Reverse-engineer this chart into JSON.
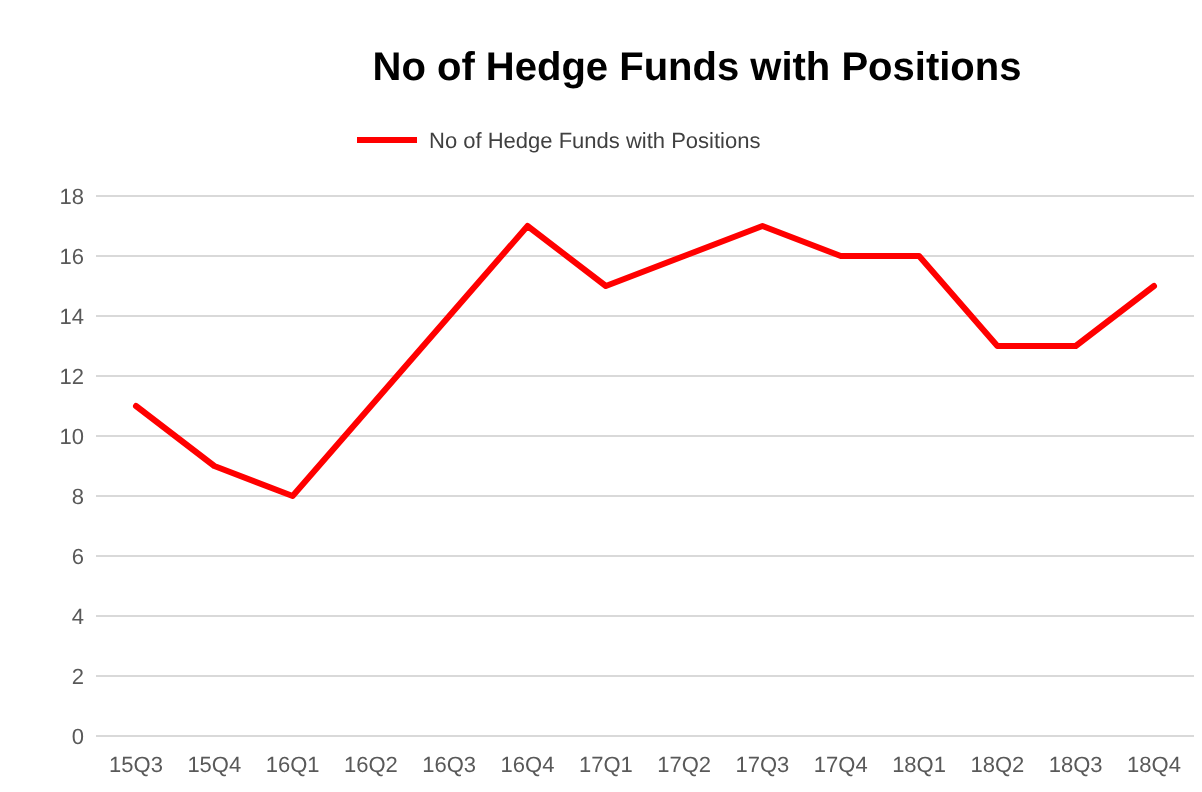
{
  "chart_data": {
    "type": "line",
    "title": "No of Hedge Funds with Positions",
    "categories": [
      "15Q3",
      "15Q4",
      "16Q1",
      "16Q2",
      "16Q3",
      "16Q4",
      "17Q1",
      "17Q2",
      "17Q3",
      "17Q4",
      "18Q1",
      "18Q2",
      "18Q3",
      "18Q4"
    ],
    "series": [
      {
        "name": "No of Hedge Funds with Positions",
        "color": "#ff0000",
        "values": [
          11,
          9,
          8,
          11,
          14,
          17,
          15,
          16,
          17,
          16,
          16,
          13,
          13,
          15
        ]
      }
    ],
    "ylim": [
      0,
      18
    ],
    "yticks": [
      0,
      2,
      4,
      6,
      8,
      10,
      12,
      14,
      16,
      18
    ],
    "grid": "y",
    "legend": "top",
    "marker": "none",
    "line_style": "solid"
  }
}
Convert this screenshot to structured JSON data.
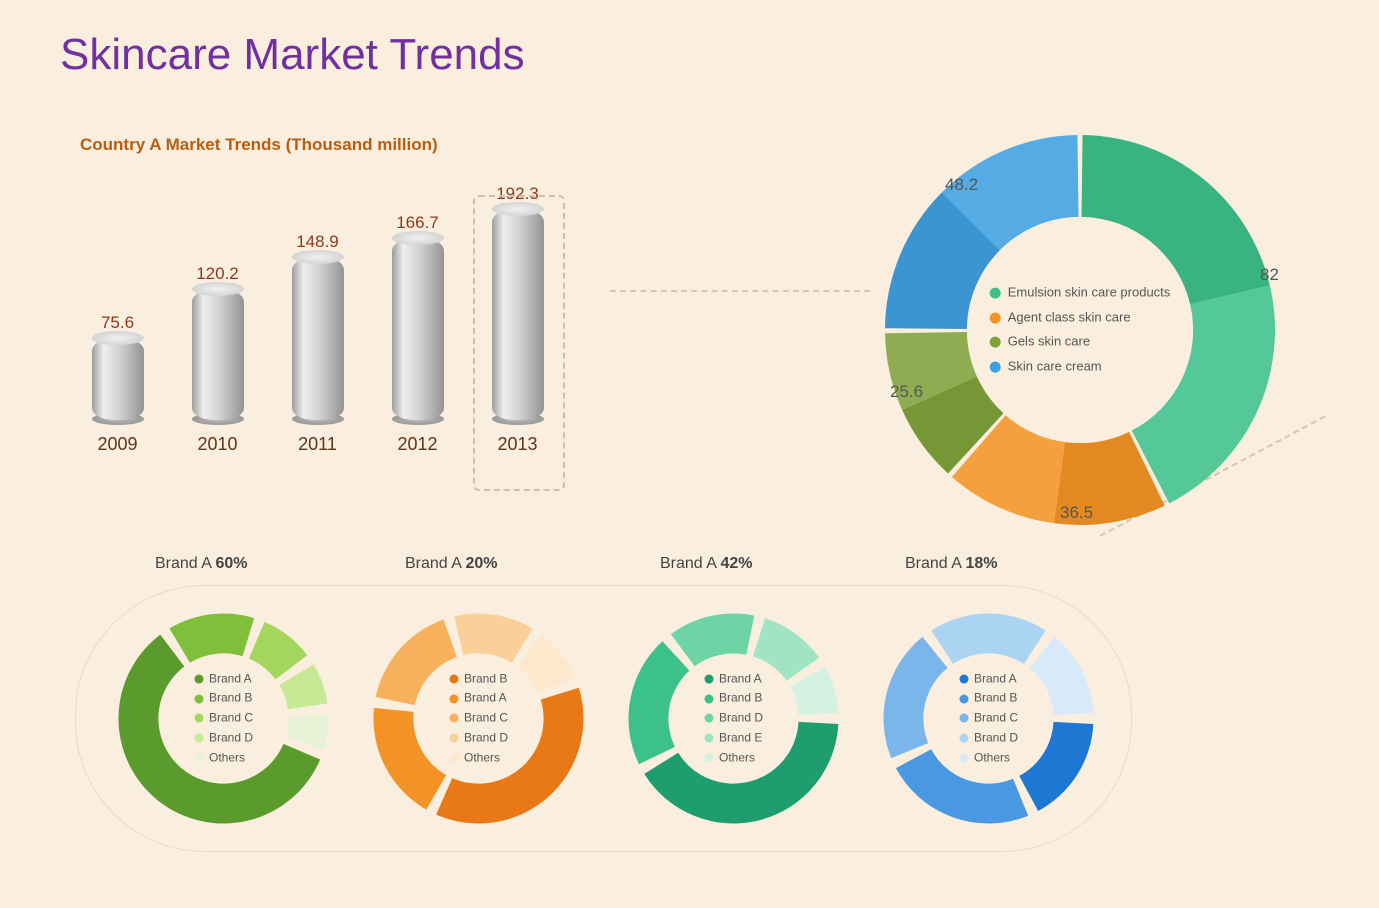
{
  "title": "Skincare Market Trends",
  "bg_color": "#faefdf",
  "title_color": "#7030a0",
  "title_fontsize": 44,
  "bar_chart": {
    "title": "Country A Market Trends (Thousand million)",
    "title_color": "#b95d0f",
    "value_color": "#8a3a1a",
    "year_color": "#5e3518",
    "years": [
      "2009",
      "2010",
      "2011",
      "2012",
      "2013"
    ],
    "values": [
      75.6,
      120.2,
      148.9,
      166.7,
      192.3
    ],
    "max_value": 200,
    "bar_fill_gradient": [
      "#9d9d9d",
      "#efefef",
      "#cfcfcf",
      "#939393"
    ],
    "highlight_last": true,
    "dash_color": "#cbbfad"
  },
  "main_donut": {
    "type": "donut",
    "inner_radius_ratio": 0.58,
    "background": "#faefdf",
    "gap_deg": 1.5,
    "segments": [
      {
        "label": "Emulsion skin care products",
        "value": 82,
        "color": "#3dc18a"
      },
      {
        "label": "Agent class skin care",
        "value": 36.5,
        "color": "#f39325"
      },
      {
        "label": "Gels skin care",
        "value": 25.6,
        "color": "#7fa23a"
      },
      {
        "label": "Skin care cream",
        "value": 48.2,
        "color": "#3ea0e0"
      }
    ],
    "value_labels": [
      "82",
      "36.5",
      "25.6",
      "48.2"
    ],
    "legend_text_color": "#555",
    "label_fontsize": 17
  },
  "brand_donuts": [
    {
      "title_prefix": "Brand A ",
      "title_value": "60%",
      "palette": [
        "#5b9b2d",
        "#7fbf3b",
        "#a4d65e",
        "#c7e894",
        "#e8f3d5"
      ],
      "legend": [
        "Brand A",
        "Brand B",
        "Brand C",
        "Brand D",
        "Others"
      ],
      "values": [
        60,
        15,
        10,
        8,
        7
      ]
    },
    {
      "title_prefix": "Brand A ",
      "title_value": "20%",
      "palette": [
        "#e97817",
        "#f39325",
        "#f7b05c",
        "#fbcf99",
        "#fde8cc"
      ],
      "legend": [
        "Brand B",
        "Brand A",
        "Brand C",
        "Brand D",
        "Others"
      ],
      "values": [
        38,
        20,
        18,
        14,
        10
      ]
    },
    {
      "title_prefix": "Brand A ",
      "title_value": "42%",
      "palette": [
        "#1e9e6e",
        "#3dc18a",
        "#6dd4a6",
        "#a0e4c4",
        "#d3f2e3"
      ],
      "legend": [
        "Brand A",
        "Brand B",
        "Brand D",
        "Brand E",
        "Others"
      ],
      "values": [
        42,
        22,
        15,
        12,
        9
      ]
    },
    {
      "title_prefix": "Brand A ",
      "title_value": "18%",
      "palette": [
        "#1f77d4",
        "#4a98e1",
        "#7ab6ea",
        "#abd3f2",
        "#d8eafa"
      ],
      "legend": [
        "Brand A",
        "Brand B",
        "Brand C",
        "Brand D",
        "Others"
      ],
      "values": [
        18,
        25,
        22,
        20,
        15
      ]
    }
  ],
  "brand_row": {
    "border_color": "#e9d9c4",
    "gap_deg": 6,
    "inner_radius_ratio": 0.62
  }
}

The problem: Search the lines for "this". Copy each line that has it.

The result:
Reverse-engineer this chart into JSON.
Convert this screenshot to structured JSON data.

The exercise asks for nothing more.